GIVEN DATA>
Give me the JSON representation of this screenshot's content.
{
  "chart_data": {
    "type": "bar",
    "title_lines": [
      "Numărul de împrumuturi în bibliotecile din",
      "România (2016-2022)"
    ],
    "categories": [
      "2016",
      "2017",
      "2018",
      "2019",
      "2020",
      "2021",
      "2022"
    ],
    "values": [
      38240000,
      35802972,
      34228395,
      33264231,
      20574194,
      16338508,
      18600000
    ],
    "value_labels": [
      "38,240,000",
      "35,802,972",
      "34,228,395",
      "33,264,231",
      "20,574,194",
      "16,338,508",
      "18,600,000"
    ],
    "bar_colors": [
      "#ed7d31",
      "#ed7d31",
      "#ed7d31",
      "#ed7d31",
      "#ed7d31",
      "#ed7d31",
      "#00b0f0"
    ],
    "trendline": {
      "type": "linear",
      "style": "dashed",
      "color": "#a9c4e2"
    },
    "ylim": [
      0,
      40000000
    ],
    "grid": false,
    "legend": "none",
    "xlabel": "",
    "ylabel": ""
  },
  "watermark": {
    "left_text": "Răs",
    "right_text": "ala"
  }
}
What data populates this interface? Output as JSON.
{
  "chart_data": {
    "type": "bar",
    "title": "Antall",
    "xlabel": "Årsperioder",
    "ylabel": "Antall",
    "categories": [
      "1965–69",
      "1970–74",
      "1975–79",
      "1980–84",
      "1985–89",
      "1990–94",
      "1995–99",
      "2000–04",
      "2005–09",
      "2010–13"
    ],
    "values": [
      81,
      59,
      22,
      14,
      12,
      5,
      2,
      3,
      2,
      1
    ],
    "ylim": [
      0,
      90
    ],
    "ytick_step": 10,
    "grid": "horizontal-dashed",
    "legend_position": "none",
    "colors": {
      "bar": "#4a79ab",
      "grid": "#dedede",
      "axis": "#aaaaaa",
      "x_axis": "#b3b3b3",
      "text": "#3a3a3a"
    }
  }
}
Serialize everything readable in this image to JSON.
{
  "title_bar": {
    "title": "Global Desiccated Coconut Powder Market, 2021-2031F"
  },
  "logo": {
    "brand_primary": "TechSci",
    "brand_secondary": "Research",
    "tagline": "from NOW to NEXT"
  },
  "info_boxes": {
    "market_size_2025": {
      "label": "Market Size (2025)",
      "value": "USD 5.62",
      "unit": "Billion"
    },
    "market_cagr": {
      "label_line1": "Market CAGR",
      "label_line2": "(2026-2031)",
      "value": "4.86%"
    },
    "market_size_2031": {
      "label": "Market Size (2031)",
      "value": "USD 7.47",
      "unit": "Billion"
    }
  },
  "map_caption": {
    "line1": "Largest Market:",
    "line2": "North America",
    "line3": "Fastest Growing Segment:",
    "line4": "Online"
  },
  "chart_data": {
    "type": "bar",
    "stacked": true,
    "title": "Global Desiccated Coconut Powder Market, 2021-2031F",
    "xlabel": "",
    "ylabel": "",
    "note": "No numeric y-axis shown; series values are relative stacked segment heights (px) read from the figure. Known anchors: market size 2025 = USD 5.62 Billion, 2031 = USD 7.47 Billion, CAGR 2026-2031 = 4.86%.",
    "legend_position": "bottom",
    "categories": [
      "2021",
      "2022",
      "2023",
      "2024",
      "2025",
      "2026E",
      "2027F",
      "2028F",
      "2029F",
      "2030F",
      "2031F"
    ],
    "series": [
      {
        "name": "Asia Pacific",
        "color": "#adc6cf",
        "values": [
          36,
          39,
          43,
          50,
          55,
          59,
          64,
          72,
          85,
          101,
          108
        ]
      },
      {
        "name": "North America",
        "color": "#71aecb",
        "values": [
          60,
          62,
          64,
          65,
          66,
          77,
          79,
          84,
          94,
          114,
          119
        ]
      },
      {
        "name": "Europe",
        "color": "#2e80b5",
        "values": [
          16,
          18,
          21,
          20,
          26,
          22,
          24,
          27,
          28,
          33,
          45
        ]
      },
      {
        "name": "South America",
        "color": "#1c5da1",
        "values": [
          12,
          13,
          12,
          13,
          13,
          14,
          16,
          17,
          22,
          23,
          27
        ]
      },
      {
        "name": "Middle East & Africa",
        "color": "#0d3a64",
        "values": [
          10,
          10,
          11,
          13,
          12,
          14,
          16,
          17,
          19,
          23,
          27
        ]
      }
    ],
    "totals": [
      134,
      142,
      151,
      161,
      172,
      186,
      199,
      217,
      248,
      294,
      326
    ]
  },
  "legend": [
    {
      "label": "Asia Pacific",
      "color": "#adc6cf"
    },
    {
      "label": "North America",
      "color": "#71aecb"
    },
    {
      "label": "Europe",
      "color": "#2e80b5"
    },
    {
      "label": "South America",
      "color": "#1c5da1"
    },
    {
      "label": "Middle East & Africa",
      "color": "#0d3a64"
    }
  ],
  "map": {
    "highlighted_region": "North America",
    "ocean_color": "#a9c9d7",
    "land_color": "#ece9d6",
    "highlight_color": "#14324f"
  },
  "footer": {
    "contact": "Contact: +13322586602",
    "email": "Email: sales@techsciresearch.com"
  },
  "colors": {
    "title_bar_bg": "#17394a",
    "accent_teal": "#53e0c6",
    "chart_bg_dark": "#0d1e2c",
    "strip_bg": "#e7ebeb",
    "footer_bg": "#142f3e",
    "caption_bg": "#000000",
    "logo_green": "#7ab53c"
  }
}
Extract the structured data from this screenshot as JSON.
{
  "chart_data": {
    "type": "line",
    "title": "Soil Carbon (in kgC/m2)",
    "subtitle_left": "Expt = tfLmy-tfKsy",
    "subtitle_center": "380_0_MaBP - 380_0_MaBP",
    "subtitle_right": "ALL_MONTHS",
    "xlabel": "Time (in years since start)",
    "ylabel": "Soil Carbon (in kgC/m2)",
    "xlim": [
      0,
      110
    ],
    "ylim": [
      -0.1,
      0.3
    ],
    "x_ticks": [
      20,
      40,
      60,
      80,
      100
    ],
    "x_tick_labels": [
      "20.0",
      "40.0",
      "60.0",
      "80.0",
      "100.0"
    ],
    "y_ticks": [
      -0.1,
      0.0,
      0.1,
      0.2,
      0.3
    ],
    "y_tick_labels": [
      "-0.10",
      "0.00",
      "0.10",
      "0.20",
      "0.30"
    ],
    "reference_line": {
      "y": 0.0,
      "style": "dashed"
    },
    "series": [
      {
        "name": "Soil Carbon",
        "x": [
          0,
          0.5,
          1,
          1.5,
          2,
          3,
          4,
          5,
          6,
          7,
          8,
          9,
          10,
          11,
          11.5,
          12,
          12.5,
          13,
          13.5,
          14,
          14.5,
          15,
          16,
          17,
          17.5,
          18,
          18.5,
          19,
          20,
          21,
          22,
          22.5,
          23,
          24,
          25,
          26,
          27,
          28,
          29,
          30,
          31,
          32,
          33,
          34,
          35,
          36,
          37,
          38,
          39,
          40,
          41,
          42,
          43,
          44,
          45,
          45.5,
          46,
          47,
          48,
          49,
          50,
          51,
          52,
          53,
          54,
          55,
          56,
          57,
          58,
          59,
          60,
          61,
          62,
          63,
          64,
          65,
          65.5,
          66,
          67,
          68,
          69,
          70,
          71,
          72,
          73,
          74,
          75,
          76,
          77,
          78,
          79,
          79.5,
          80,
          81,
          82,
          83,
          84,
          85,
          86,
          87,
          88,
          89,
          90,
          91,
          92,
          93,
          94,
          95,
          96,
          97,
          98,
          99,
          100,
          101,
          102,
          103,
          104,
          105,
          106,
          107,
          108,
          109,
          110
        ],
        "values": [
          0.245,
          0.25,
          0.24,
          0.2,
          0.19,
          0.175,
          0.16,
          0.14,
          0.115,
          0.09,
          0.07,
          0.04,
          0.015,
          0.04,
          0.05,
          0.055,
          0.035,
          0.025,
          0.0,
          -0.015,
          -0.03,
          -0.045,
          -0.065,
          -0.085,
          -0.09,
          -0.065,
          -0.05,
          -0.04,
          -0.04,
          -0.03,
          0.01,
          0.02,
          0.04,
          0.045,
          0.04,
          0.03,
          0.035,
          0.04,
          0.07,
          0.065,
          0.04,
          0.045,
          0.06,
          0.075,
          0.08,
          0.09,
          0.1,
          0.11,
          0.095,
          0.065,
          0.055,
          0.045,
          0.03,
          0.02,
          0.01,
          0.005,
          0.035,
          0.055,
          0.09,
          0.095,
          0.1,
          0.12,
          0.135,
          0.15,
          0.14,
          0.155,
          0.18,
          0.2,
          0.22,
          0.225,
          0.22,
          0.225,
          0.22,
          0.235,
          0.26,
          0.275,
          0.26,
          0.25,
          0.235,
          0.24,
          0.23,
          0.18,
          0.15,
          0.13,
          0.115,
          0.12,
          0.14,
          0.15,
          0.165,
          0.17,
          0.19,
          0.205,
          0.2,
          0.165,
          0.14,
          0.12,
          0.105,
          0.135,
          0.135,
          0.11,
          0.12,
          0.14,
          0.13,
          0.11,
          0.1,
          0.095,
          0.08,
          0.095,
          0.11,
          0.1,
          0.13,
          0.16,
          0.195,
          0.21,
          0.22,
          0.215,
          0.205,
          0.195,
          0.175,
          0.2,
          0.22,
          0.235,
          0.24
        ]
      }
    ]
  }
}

THE TASK>
Report the number of lines in the listing where the string "from" appears, and nothing besides.

THE SOLUTION>
3